Return the material word for word. Do not include pictures.

• **Listed entries**:

========

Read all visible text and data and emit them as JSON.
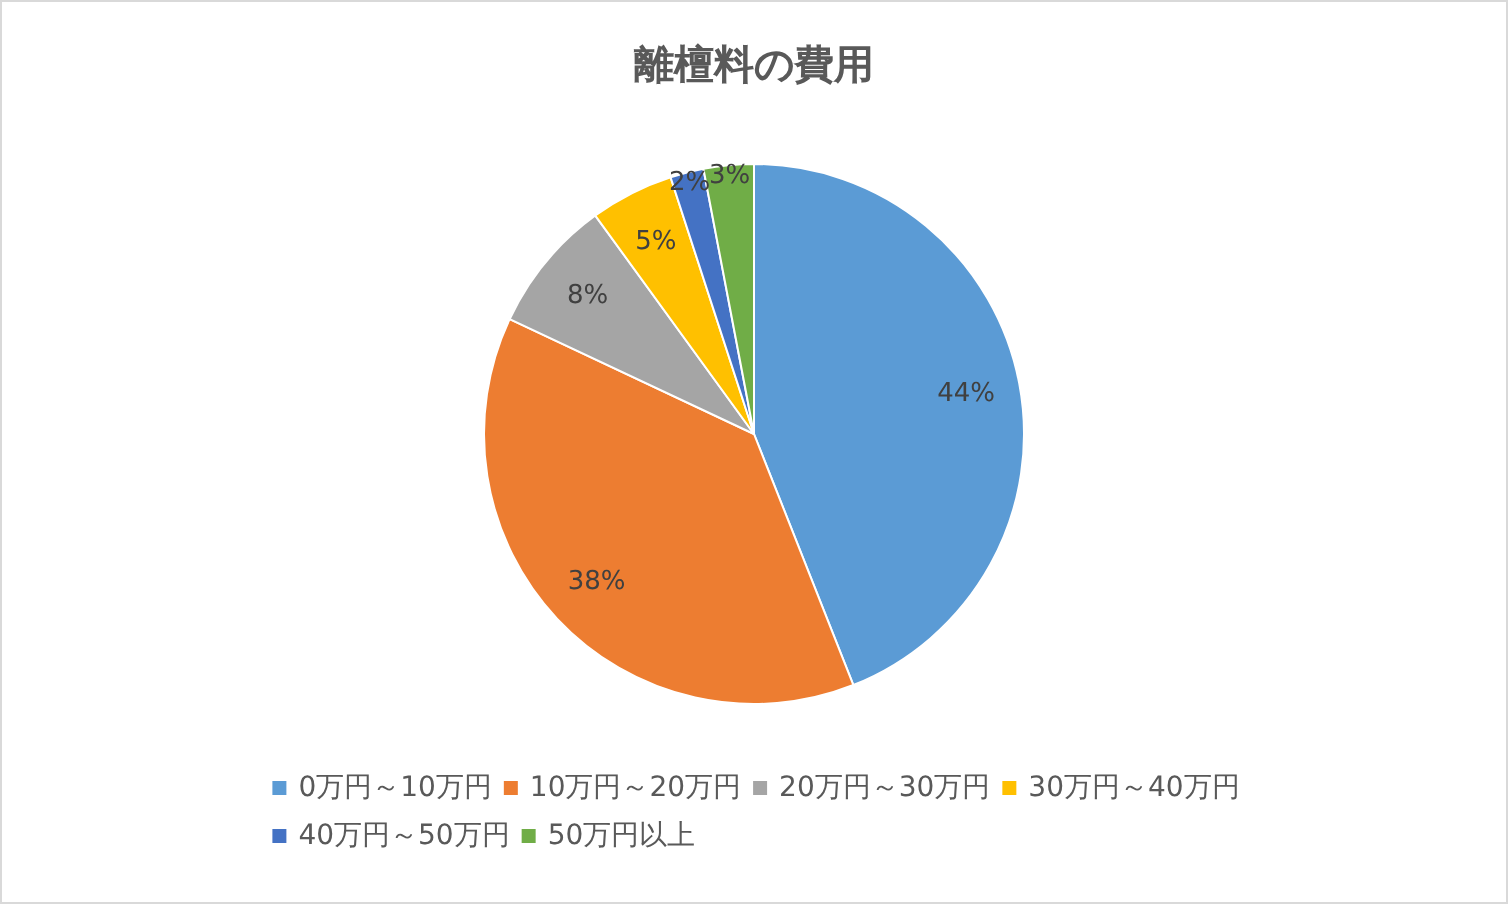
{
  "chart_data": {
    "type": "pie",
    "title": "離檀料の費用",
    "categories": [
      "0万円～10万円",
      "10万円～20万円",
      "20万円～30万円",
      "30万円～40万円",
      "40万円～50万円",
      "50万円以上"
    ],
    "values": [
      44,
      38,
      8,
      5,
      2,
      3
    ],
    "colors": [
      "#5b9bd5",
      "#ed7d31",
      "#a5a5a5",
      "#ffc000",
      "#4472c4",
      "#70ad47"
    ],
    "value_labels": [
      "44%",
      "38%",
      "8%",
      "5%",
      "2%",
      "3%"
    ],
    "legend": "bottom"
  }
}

========

• **Result of the task**:
Read all visible text and data and emit them as JSON.
{
  "chart_data": {
    "type": "pie",
    "title": "離檀料の費用",
    "categories": [
      "0万円～10万円",
      "10万円～20万円",
      "20万円～30万円",
      "30万円～40万円",
      "40万円～50万円",
      "50万円以上"
    ],
    "values": [
      44,
      38,
      8,
      5,
      2,
      3
    ],
    "colors": [
      "#5b9bd5",
      "#ed7d31",
      "#a5a5a5",
      "#ffc000",
      "#4472c4",
      "#70ad47"
    ],
    "value_labels": [
      "44%",
      "38%",
      "8%",
      "5%",
      "2%",
      "3%"
    ],
    "legend": "bottom"
  }
}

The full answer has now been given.